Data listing
'''

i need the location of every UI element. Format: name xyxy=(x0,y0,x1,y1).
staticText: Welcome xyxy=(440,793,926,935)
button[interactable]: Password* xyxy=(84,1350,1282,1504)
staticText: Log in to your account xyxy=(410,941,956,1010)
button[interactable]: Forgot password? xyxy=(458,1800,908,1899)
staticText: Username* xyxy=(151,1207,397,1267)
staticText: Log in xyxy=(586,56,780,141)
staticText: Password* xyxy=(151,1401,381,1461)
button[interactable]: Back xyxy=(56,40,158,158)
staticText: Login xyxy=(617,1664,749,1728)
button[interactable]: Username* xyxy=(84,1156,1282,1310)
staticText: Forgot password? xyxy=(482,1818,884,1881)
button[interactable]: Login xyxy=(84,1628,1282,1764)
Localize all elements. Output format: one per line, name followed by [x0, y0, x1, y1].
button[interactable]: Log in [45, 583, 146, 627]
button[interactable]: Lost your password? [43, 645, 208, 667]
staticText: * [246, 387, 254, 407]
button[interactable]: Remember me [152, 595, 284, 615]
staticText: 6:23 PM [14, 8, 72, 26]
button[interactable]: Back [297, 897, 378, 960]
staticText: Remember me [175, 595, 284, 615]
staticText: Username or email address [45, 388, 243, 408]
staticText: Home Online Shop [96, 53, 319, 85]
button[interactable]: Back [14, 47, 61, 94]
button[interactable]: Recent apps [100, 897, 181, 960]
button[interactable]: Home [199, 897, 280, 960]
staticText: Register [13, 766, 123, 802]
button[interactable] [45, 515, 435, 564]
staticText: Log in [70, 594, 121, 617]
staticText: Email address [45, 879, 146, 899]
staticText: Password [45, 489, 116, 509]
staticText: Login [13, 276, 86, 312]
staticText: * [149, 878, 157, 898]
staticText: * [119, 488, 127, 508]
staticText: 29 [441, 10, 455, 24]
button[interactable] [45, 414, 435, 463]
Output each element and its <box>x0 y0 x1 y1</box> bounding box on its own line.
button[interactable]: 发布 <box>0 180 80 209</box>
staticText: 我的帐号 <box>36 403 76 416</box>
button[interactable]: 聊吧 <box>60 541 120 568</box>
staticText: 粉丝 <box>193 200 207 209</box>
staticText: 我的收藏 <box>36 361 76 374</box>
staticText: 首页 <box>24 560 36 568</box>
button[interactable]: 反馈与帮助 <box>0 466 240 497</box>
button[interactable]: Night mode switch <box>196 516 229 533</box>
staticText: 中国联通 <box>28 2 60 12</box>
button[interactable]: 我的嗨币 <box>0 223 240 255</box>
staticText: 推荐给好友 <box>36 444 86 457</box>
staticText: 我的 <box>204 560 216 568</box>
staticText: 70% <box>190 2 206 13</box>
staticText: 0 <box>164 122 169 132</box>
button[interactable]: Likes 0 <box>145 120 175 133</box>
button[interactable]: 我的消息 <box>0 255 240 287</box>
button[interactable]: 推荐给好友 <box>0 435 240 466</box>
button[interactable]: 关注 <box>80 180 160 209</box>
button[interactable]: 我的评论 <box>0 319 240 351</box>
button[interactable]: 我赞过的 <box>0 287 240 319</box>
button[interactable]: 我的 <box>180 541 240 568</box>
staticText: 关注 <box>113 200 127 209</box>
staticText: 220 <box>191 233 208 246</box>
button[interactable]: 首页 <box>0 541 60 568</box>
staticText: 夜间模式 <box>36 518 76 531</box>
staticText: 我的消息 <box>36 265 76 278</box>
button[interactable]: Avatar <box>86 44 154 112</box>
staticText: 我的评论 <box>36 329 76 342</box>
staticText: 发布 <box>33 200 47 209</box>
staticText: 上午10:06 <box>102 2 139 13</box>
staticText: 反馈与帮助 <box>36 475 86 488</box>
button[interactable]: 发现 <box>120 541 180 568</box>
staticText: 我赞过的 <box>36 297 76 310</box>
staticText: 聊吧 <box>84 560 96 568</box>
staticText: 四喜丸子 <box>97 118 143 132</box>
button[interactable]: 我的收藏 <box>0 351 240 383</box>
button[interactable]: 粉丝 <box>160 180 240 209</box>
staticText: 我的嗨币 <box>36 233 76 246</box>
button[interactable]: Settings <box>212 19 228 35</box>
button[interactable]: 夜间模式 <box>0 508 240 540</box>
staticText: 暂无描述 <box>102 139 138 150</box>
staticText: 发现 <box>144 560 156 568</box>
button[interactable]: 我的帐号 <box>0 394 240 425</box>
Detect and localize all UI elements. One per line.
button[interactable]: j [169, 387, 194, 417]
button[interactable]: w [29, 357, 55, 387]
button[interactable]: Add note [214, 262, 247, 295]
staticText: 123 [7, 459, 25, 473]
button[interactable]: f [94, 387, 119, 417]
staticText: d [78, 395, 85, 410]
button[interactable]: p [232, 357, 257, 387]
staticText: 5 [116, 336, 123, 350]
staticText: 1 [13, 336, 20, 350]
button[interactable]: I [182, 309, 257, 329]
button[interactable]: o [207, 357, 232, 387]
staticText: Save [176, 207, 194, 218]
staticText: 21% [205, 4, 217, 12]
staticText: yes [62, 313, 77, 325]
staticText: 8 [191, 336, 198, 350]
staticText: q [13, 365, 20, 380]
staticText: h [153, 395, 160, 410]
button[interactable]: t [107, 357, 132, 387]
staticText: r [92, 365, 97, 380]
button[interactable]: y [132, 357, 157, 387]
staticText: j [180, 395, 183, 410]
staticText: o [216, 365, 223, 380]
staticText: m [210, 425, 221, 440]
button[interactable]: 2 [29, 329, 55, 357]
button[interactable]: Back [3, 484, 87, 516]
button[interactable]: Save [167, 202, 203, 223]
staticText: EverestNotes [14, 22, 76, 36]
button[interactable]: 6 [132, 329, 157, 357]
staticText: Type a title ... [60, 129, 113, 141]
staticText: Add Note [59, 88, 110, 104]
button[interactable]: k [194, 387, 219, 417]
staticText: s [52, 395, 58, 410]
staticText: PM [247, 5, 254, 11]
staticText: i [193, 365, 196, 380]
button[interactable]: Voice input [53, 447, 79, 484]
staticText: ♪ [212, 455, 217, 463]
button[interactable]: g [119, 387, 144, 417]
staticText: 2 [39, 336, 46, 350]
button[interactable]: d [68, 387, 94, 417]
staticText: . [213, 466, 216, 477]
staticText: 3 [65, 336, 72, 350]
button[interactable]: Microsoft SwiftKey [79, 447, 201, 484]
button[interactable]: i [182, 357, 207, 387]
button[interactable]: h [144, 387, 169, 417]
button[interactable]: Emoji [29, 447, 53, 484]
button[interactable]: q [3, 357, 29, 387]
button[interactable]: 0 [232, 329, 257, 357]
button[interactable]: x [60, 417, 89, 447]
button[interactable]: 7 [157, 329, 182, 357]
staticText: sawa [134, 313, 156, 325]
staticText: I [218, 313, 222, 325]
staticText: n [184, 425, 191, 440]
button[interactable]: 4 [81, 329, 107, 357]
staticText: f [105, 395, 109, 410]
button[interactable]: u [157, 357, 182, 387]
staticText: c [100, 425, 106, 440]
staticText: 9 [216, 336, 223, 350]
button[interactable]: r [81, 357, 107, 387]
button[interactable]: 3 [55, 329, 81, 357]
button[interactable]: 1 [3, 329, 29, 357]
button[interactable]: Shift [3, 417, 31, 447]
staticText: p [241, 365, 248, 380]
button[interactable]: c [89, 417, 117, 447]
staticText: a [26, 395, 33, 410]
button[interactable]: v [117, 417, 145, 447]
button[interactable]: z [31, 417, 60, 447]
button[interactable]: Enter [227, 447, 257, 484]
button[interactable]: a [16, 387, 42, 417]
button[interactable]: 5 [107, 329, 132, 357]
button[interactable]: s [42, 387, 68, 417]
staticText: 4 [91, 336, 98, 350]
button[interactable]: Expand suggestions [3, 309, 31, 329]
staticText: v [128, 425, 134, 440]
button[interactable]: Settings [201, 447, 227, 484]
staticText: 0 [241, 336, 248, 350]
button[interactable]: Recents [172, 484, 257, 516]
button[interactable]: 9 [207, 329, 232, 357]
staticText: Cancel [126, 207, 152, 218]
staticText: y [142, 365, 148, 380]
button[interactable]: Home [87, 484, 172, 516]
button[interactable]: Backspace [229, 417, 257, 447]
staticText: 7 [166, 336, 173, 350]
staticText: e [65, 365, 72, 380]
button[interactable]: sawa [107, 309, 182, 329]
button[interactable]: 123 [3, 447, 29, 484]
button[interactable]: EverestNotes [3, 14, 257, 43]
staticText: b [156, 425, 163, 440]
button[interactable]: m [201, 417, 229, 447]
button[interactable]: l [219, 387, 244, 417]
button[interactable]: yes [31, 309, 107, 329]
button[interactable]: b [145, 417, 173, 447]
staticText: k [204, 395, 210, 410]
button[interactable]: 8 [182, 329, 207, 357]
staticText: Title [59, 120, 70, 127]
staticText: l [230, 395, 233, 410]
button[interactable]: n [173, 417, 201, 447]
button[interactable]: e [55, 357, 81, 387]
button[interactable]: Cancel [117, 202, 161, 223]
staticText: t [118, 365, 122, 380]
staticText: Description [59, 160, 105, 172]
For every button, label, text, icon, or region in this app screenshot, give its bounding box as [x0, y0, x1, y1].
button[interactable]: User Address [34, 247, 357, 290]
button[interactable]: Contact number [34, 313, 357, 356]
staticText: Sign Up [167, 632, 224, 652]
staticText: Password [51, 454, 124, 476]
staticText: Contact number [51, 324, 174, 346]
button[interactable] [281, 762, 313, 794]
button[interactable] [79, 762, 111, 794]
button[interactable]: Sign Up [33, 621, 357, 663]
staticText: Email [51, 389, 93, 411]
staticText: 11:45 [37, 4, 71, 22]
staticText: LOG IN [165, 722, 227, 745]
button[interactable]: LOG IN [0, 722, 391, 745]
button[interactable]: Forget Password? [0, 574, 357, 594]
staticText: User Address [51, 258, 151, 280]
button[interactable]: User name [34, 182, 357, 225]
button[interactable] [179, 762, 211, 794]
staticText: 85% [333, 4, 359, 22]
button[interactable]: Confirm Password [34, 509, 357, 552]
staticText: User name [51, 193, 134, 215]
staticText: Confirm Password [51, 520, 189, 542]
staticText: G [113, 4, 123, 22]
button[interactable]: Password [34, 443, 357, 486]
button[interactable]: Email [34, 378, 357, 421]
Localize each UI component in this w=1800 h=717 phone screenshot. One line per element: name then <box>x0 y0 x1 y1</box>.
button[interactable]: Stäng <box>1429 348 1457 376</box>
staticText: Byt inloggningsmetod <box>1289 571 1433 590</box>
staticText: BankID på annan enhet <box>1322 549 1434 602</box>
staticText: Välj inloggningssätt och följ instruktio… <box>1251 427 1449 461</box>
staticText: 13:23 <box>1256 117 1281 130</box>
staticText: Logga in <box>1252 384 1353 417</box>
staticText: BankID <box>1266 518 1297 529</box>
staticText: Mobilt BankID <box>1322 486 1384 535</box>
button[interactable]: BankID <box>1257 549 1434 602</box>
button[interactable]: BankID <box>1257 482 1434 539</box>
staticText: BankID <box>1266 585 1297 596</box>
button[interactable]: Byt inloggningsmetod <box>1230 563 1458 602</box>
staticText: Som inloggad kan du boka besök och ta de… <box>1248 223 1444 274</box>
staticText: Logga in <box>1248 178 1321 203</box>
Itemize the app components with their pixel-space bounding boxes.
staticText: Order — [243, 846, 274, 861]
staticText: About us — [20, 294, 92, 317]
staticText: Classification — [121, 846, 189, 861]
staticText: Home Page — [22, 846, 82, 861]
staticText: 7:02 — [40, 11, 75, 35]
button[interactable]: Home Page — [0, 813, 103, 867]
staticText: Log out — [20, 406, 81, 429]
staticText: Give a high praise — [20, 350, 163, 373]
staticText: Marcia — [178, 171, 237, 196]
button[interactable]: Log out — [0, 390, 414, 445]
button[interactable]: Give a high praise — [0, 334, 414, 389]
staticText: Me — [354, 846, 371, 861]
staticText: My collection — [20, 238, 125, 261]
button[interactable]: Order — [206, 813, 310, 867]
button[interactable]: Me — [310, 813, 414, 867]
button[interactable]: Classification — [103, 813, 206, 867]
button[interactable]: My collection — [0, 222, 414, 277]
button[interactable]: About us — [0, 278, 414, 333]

'''

**What is being asked**
Output the lines from the start of the records through the line containing "button[interactable]: Back xyxy=(56,40,158,158)", word for word and with both ends included.

**Result for this task**
i need the location of every UI element. Format: name xyxy=(x0,y0,x1,y1).
staticText: Welcome xyxy=(440,793,926,935)
button[interactable]: Password* xyxy=(84,1350,1282,1504)
staticText: Log in to your account xyxy=(410,941,956,1010)
button[interactable]: Forgot password? xyxy=(458,1800,908,1899)
staticText: Username* xyxy=(151,1207,397,1267)
staticText: Log in xyxy=(586,56,780,141)
staticText: Password* xyxy=(151,1401,381,1461)
button[interactable]: Back xyxy=(56,40,158,158)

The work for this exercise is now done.